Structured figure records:
■ ■ ■ ■ ■ ■ ■

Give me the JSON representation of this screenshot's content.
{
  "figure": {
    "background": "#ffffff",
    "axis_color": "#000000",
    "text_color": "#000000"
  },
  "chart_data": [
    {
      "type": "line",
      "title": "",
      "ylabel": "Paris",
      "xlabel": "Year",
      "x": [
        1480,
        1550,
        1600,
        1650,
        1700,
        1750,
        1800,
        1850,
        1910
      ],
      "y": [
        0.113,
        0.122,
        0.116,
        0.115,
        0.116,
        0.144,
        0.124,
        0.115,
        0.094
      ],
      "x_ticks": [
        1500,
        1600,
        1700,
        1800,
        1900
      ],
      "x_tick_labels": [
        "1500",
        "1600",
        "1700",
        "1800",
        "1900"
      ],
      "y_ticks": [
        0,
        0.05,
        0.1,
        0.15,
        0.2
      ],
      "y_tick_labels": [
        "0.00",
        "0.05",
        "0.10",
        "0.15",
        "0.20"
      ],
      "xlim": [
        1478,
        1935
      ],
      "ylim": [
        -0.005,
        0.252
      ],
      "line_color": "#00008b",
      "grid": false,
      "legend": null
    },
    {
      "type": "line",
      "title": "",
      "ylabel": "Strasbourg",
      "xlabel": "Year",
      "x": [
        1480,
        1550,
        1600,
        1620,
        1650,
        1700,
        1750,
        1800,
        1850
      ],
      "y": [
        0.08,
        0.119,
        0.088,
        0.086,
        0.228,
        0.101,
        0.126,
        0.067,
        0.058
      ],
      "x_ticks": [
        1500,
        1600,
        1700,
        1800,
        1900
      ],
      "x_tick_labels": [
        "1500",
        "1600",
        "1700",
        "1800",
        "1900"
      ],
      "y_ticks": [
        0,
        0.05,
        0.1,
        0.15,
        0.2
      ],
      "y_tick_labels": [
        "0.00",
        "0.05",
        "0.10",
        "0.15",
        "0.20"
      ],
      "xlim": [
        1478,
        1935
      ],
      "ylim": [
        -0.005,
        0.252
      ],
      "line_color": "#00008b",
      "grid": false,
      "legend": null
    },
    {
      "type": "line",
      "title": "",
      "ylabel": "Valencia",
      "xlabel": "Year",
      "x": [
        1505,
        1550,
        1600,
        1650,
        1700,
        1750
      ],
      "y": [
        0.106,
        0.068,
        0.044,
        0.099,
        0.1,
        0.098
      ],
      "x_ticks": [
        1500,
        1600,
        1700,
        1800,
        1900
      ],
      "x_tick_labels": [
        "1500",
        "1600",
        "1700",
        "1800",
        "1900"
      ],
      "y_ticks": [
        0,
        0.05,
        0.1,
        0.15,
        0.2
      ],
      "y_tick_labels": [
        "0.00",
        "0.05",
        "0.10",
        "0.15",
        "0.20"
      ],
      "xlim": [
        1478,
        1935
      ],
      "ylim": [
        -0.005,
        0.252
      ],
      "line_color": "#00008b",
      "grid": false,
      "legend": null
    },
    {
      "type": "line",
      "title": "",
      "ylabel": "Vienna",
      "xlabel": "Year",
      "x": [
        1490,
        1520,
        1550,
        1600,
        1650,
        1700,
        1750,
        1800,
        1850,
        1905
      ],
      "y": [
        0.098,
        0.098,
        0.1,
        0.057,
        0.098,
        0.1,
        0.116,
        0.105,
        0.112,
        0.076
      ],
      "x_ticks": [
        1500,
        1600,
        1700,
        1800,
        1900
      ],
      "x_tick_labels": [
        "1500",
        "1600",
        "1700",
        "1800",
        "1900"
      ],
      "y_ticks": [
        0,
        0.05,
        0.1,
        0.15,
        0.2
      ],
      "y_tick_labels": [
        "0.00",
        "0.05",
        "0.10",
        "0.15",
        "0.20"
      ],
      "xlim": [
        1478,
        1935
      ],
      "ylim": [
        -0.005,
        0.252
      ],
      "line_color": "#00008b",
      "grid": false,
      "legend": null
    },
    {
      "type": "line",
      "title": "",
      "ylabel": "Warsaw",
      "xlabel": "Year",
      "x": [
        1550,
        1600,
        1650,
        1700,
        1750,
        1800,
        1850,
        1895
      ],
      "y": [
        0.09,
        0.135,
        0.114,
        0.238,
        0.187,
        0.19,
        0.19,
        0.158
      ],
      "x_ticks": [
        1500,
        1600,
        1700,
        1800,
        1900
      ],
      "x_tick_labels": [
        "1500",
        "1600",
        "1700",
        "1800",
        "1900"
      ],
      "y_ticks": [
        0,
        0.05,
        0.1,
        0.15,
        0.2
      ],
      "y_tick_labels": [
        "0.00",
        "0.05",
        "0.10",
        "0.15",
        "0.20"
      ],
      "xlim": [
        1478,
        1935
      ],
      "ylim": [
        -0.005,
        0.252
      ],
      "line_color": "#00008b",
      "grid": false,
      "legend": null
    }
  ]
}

■ ■ ■ ■ ■ ■ ■

• _DESCRIPTION OF THE TASK_:
Reproduce the material precisely, including every line.

• _RESULT OF THIS EXERCISE_:
Give me the JSON representation of this screenshot's content.
{
  "figure": {
    "background": "#ffffff",
    "axis_color": "#000000",
    "text_color": "#000000"
  },
  "chart_data": [
    {
      "type": "line",
      "title": "",
      "ylabel": "Paris",
      "xlabel": "Year",
      "x": [
        1480,
        1550,
        1600,
        1650,
        1700,
        1750,
        1800,
        1850,
        1910
      ],
      "y": [
        0.113,
        0.122,
        0.116,
        0.115,
        0.116,
        0.144,
        0.124,
        0.115,
        0.094
      ],
      "x_ticks": [
        1500,
        1600,
        1700,
        1800,
        1900
      ],
      "x_tick_labels": [
        "1500",
        "1600",
        "1700",
        "1800",
        "1900"
      ],
      "y_ticks": [
        0,
        0.05,
        0.1,
        0.15,
        0.2
      ],
      "y_tick_labels": [
        "0.00",
        "0.05",
        "0.10",
        "0.15",
        "0.20"
      ],
      "xlim": [
        1478,
        1935
      ],
      "ylim": [
        -0.005,
        0.252
      ],
      "line_color": "#00008b",
      "grid": false,
      "legend": null
    },
    {
      "type": "line",
      "title": "",
      "ylabel": "Strasbourg",
      "xlabel": "Year",
      "x": [
        1480,
        1550,
        1600,
        1620,
        1650,
        1700,
        1750,
        1800,
        1850
      ],
      "y": [
        0.08,
        0.119,
        0.088,
        0.086,
        0.228,
        0.101,
        0.126,
        0.067,
        0.058
      ],
      "x_ticks": [
        1500,
        1600,
        1700,
        1800,
        1900
      ],
      "x_tick_labels": [
        "1500",
        "1600",
        "1700",
        "1800",
        "1900"
      ],
      "y_ticks": [
        0,
        0.05,
        0.1,
        0.15,
        0.2
      ],
      "y_tick_labels": [
        "0.00",
        "0.05",
        "0.10",
        "0.15",
        "0.20"
      ],
      "xlim": [
        1478,
        1935
      ],
      "ylim": [
        -0.005,
        0.252
      ],
      "line_color": "#00008b",
      "grid": false,
      "legend": null
    },
    {
      "type": "line",
      "title": "",
      "ylabel": "Valencia",
      "xlabel": "Year",
      "x": [
        1505,
        1550,
        1600,
        1650,
        1700,
        1750
      ],
      "y": [
        0.106,
        0.068,
        0.044,
        0.099,
        0.1,
        0.098
      ],
      "x_ticks": [
        1500,
        1600,
        1700,
        1800,
        1900
      ],
      "x_tick_labels": [
        "1500",
        "1600",
        "1700",
        "1800",
        "1900"
      ],
      "y_ticks": [
        0,
        0.05,
        0.1,
        0.15,
        0.2
      ],
      "y_tick_labels": [
        "0.00",
        "0.05",
        "0.10",
        "0.15",
        "0.20"
      ],
      "xlim": [
        1478,
        1935
      ],
      "ylim": [
        -0.005,
        0.252
      ],
      "line_color": "#00008b",
      "grid": false,
      "legend": null
    },
    {
      "type": "line",
      "title": "",
      "ylabel": "Vienna",
      "xlabel": "Year",
      "x": [
        1490,
        1520,
        1550,
        1600,
        1650,
        1700,
        1750,
        1800,
        1850,
        1905
      ],
      "y": [
        0.098,
        0.098,
        0.1,
        0.057,
        0.098,
        0.1,
        0.116,
        0.105,
        0.112,
        0.076
      ],
      "x_ticks": [
        1500,
        1600,
        1700,
        1800,
        1900
      ],
      "x_tick_labels": [
        "1500",
        "1600",
        "1700",
        "1800",
        "1900"
      ],
      "y_ticks": [
        0,
        0.05,
        0.1,
        0.15,
        0.2
      ],
      "y_tick_labels": [
        "0.00",
        "0.05",
        "0.10",
        "0.15",
        "0.20"
      ],
      "xlim": [
        1478,
        1935
      ],
      "ylim": [
        -0.005,
        0.252
      ],
      "line_color": "#00008b",
      "grid": false,
      "legend": null
    },
    {
      "type": "line",
      "title": "",
      "ylabel": "Warsaw",
      "xlabel": "Year",
      "x": [
        1550,
        1600,
        1650,
        1700,
        1750,
        1800,
        1850,
        1895
      ],
      "y": [
        0.09,
        0.135,
        0.114,
        0.238,
        0.187,
        0.19,
        0.19,
        0.158
      ],
      "x_ticks": [
        1500,
        1600,
        1700,
        1800,
        1900
      ],
      "x_tick_labels": [
        "1500",
        "1600",
        "1700",
        "1800",
        "1900"
      ],
      "y_ticks": [
        0,
        0.05,
        0.1,
        0.15,
        0.2
      ],
      "y_tick_labels": [
        "0.00",
        "0.05",
        "0.10",
        "0.15",
        "0.20"
      ],
      "xlim": [
        1478,
        1935
      ],
      "ylim": [
        -0.005,
        0.252
      ],
      "line_color": "#00008b",
      "grid": false,
      "legend": null
    }
  ]
}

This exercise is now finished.